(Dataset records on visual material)
-=-=-=-=-
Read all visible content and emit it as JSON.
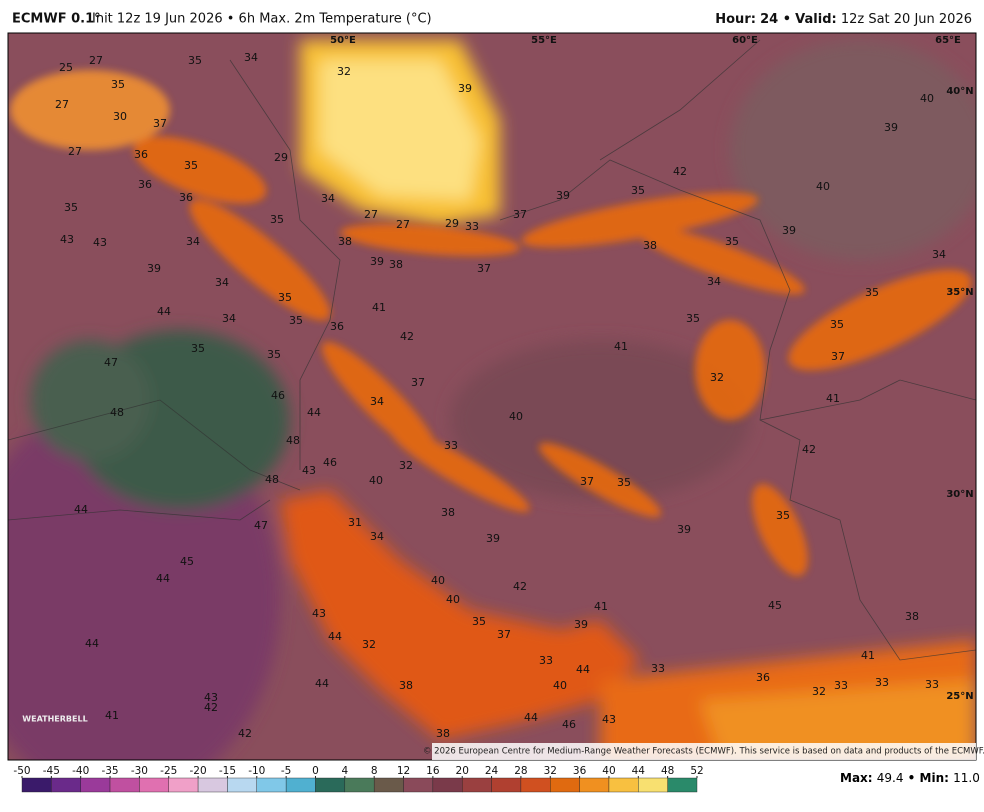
{
  "header": {
    "model": "ECMWF 0.1°",
    "info": "Init 12z 19 Jun 2026 • 6h Max. 2m Temperature (°C)",
    "hour_label": "Hour:",
    "hour": "24 •",
    "valid_label": "Valid:",
    "valid": "12z Sat 20 Jun 2026"
  },
  "map": {
    "grid_labels": [
      "50°E",
      "55°E",
      "60°E",
      "65°E",
      "40°N",
      "35°N",
      "30°N",
      "25°N"
    ],
    "labels": [
      25,
      27,
      35,
      35,
      34,
      32,
      39,
      40,
      39,
      27,
      30,
      37,
      27,
      36,
      35,
      29,
      36,
      36,
      34,
      27,
      27,
      29,
      33,
      37,
      39,
      35,
      42,
      40,
      35,
      35,
      38,
      38,
      35,
      39,
      43,
      43,
      34,
      39,
      38,
      37,
      34,
      39,
      34,
      35,
      34,
      35,
      44,
      34,
      35,
      36,
      41,
      35,
      35,
      42,
      41,
      35,
      35,
      37,
      47,
      37,
      32,
      46,
      34,
      41,
      48,
      44,
      40,
      48,
      33,
      42,
      43,
      46,
      32,
      48,
      40,
      37,
      35,
      44,
      38,
      39,
      35,
      47,
      31,
      34,
      39,
      45,
      44,
      40,
      42,
      40,
      45,
      41,
      38,
      43,
      35,
      37,
      39,
      44,
      32,
      44,
      33,
      44,
      33,
      41,
      36,
      44,
      38,
      40,
      32,
      33,
      33,
      33,
      43,
      42,
      41,
      44,
      46,
      43,
      38,
      42
    ],
    "logo": "WEATHERBELL",
    "credit": "© 2026 European Centre for Medium-Range Weather Forecasts (ECMWF). This service is based on data and products of the ECMWF."
  },
  "colorbar": {
    "ticks": [
      -50,
      -45,
      -40,
      -35,
      -30,
      -25,
      -20,
      -15,
      -10,
      -5,
      0,
      4,
      8,
      12,
      16,
      20,
      24,
      28,
      32,
      36,
      40,
      44,
      48,
      52
    ],
    "colors": [
      "#3a1a6a",
      "#6a2a8a",
      "#9a3a9a",
      "#c050a0",
      "#e070b0",
      "#f0a0c8",
      "#d8c8e0",
      "#b8d8f0",
      "#80c8e8",
      "#50b0d0",
      "#2a6a5a",
      "#4a7a5a",
      "#6a5a4a",
      "#8a4a5a",
      "#7a3a4a",
      "#9a4040",
      "#b04030",
      "#d05020",
      "#e06a10",
      "#f09020",
      "#f8c040",
      "#f8e070",
      "#2a8a6a"
    ]
  },
  "footer": {
    "max_label": "Max:",
    "max": "49.4",
    "min_label": "• Min:",
    "min": "11.0"
  }
}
-=-=-=-=-
§ **EXERCISE**
Scan the records above, count the lines with "ECMWF" in them, and give only the number.

§ **WRITTEN SOLUTION**
2